What the exercise asks: Below are records; count the lines in them that hold "tile" and give only the count.

Extracted entries:
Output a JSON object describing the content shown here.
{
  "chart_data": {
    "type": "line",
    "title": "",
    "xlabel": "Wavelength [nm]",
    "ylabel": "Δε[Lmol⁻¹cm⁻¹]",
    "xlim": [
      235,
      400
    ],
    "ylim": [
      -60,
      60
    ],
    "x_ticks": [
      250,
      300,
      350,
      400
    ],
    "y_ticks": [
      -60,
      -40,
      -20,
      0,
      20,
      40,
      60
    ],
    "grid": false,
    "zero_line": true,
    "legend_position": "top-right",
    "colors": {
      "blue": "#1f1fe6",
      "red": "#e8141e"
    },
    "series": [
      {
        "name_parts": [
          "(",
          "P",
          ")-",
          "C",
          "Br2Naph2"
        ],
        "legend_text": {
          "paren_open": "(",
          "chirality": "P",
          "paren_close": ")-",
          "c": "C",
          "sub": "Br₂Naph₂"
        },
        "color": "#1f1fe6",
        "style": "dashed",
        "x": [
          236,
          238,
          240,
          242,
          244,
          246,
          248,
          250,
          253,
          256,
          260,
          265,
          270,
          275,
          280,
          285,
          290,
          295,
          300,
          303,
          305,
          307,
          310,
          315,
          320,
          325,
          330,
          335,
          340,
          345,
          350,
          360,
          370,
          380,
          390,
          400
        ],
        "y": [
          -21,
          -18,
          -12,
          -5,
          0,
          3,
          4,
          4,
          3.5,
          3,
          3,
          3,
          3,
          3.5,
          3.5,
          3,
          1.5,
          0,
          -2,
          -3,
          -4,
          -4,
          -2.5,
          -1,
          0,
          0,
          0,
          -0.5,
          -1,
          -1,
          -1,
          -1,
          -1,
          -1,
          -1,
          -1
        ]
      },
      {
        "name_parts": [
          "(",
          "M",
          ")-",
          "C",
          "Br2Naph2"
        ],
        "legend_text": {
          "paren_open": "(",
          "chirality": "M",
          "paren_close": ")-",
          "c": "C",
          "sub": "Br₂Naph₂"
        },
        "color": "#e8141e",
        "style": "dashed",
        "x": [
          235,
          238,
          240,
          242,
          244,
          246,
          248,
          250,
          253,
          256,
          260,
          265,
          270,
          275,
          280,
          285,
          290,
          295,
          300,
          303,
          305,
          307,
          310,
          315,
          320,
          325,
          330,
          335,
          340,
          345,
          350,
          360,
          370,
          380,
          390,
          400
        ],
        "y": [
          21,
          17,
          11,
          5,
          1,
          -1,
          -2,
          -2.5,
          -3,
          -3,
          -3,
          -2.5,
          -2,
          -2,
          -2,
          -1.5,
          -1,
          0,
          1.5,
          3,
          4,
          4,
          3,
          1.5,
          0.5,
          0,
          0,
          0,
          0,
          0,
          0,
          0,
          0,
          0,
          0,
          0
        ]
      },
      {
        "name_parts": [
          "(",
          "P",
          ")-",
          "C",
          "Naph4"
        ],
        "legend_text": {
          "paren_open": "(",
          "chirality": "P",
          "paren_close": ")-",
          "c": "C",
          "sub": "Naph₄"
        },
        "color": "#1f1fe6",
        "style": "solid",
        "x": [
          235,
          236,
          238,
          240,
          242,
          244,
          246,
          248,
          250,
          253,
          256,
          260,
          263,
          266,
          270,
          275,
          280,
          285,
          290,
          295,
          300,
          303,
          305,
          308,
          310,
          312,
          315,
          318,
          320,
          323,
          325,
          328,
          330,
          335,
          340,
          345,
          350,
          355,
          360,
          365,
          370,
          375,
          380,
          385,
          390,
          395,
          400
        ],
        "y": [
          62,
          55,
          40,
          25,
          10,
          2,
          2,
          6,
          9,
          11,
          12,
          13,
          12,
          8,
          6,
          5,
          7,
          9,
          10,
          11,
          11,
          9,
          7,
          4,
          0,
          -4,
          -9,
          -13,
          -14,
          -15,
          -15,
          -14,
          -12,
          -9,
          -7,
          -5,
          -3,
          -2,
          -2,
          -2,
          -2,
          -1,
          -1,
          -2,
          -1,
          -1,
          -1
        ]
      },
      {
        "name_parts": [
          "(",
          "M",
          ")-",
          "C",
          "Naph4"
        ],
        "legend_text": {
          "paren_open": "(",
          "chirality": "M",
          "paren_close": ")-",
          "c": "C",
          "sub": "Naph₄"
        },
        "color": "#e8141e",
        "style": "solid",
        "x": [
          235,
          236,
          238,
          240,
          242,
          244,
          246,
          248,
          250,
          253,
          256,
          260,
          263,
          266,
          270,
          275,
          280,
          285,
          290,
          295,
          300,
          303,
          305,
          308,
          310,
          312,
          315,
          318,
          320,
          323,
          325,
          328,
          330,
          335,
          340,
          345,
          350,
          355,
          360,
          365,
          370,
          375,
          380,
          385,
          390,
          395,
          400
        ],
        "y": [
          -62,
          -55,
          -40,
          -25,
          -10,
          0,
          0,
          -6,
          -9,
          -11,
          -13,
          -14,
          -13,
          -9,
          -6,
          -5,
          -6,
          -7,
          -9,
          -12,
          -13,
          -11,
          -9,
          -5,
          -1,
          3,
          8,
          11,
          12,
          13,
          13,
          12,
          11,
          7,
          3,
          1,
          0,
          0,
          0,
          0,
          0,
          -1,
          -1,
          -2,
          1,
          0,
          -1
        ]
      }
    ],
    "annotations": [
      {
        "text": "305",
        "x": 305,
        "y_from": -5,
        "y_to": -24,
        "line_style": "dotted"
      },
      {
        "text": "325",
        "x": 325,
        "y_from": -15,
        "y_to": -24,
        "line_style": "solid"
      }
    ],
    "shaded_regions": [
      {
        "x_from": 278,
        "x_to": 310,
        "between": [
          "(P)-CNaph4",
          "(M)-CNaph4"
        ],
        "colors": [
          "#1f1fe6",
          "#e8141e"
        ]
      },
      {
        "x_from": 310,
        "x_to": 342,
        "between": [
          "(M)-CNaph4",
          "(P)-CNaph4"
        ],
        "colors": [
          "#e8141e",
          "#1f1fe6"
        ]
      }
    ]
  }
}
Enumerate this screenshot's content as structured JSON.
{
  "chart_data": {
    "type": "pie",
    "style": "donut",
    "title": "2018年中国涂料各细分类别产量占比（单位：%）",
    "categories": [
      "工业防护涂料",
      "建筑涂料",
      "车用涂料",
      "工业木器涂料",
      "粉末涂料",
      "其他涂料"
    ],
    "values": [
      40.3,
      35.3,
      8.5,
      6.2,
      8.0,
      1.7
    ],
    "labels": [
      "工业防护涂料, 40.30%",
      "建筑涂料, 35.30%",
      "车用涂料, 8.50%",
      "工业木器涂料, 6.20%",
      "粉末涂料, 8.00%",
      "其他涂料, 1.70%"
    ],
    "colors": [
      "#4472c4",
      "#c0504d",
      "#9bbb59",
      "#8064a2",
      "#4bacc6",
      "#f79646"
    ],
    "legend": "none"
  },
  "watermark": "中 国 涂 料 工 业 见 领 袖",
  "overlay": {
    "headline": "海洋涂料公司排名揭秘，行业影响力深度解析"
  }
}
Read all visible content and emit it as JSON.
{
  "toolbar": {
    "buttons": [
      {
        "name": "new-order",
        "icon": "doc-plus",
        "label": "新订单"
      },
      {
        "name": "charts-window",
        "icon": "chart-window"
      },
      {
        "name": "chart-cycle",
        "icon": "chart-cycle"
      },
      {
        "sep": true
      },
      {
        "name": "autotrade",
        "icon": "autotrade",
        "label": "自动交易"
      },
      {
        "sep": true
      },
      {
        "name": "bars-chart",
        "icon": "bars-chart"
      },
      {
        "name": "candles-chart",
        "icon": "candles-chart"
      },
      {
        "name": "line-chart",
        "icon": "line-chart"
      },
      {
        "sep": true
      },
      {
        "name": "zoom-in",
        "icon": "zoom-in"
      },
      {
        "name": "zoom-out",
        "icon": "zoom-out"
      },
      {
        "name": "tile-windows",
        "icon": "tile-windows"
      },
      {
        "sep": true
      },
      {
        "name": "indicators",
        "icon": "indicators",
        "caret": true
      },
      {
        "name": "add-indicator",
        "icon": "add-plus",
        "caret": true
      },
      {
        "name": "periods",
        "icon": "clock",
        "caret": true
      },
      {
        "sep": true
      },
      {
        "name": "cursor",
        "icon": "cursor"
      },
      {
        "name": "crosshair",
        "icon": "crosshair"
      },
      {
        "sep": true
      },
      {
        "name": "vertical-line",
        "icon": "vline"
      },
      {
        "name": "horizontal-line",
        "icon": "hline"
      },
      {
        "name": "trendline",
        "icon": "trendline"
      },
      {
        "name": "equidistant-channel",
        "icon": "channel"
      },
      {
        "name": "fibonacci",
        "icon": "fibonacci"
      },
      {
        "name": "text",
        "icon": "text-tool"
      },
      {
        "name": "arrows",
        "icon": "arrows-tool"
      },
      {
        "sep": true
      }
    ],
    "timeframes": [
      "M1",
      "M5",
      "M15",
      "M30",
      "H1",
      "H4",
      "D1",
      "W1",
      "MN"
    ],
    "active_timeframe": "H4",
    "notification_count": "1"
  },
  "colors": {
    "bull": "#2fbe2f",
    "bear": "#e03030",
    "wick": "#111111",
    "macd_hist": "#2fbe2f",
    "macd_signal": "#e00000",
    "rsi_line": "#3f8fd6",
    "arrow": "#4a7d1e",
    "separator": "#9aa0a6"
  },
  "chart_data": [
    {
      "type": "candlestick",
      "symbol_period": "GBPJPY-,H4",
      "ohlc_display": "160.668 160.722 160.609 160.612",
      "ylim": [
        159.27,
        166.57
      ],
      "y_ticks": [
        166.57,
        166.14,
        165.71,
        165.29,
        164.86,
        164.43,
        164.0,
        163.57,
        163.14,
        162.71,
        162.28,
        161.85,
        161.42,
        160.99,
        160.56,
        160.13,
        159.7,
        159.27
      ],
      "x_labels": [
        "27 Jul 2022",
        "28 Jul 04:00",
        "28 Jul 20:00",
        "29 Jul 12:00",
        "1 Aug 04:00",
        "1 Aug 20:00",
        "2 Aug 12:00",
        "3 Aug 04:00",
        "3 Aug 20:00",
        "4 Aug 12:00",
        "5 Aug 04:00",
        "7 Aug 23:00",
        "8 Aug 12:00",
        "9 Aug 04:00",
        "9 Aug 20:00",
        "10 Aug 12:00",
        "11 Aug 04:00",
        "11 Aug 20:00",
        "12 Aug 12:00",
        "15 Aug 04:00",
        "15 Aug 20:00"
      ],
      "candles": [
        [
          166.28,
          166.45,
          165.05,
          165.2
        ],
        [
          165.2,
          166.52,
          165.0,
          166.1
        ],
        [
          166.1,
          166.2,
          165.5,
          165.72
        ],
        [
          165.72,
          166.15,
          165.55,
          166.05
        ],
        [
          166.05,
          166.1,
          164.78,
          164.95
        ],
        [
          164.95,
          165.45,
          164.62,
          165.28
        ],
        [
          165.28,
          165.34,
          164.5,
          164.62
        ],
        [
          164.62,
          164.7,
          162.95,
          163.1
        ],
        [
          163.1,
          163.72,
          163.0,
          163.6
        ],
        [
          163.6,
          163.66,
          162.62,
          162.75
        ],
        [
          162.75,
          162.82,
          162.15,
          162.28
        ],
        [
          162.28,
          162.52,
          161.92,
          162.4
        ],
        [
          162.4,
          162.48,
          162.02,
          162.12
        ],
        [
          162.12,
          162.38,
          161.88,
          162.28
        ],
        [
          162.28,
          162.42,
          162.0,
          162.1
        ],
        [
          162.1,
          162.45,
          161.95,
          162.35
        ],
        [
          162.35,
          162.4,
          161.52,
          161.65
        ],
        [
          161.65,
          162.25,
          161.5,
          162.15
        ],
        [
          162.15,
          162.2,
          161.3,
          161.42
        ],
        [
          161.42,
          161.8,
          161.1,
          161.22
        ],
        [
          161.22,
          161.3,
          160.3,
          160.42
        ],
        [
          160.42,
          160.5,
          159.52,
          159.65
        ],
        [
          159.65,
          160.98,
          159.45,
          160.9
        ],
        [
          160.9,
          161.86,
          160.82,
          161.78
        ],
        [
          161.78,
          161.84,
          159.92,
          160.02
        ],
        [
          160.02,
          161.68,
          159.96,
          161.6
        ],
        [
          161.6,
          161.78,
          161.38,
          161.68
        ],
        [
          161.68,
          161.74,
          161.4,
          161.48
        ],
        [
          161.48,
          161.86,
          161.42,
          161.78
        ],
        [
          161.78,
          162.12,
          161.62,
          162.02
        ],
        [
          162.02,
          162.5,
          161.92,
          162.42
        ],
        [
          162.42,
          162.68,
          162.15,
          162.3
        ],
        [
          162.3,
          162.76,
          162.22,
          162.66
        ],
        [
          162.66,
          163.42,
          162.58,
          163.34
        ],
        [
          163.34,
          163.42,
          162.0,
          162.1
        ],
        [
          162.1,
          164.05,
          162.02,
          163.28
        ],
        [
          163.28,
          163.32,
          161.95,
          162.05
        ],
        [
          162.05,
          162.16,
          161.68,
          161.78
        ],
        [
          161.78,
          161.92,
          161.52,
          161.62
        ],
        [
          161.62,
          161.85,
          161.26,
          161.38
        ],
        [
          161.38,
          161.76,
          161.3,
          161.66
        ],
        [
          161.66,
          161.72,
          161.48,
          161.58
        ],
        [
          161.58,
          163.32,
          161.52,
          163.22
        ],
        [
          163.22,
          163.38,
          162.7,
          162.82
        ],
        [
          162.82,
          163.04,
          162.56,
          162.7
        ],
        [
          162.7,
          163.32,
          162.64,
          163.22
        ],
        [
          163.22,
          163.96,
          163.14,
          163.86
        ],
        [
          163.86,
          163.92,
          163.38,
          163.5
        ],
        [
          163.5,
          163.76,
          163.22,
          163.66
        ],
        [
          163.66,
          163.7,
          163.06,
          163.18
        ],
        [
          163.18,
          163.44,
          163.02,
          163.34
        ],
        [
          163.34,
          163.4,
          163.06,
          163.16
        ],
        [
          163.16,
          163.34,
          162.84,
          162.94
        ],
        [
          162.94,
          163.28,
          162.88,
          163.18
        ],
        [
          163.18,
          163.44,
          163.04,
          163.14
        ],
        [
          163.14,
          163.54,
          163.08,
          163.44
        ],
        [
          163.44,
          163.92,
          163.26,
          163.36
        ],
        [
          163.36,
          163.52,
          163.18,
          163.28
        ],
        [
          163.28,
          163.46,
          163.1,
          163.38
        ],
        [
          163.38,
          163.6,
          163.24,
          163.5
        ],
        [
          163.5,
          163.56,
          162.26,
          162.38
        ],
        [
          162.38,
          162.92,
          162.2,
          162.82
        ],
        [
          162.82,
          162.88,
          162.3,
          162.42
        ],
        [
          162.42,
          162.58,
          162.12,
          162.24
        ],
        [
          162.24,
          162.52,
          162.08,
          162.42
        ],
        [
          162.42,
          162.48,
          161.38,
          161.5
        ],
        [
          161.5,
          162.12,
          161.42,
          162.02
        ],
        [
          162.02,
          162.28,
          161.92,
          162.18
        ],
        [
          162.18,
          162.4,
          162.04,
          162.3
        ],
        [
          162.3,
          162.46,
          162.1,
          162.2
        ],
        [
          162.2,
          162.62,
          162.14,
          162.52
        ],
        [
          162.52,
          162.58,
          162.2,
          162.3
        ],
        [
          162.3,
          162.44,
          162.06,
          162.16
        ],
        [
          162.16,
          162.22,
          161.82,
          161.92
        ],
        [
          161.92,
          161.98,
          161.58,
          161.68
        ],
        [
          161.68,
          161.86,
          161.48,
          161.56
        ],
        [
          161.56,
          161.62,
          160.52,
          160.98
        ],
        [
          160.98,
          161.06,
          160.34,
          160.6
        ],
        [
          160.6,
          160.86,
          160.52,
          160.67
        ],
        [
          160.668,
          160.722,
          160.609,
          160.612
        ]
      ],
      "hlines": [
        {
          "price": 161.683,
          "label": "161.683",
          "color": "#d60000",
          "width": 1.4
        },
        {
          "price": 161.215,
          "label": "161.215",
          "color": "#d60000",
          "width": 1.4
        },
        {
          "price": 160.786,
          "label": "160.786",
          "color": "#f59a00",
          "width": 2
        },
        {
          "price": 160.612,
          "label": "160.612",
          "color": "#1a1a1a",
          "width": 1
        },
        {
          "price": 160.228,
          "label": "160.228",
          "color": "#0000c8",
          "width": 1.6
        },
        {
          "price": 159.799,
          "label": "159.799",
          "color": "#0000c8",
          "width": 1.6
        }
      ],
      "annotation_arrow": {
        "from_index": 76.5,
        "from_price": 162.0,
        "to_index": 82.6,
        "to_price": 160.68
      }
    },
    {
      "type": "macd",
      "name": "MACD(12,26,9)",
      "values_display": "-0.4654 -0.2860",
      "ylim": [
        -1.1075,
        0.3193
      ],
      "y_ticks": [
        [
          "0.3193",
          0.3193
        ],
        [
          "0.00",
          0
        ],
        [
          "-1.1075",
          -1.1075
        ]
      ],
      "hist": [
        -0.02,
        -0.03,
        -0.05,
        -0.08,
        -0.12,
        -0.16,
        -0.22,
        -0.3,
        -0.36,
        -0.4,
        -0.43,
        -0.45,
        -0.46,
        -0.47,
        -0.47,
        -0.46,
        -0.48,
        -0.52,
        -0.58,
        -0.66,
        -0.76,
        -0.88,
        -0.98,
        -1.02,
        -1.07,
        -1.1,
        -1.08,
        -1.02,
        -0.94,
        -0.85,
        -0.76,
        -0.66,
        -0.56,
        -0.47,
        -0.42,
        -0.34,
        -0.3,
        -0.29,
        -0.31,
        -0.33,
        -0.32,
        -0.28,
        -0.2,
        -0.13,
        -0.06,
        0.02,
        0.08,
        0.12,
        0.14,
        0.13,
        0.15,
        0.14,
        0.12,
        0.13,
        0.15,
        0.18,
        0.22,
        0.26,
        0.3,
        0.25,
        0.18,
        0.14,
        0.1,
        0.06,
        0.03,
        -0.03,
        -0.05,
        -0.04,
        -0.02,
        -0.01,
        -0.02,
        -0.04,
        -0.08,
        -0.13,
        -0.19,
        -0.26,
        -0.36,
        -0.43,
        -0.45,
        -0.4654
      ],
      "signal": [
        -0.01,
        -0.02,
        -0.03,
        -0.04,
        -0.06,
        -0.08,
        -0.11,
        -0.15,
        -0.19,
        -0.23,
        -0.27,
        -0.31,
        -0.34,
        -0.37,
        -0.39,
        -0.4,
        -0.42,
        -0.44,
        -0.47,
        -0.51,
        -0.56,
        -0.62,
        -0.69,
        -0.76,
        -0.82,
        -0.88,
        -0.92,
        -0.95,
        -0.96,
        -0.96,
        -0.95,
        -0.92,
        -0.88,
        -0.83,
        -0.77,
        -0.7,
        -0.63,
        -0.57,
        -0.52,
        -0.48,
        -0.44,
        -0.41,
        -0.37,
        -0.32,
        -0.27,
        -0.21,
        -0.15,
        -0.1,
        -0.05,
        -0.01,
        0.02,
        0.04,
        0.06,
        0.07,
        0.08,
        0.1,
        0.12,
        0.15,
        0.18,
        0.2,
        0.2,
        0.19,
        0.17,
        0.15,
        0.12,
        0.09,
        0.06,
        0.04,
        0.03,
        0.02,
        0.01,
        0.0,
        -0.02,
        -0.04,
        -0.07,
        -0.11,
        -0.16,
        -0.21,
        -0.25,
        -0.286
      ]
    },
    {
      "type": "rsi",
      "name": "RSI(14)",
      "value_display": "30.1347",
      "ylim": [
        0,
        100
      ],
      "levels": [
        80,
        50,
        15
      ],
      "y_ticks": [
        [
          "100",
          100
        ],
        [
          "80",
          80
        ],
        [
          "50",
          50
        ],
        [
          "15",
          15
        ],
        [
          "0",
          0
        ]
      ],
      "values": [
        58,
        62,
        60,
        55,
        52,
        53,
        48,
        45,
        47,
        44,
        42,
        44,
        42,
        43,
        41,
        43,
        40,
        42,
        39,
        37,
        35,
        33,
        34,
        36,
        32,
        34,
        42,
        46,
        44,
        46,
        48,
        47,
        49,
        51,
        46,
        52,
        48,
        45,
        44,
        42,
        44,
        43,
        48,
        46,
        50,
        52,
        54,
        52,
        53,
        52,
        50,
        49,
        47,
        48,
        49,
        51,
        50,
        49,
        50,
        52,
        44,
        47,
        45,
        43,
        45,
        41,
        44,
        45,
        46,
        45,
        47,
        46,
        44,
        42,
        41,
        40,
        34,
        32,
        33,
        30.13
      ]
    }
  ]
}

Exercise result: 2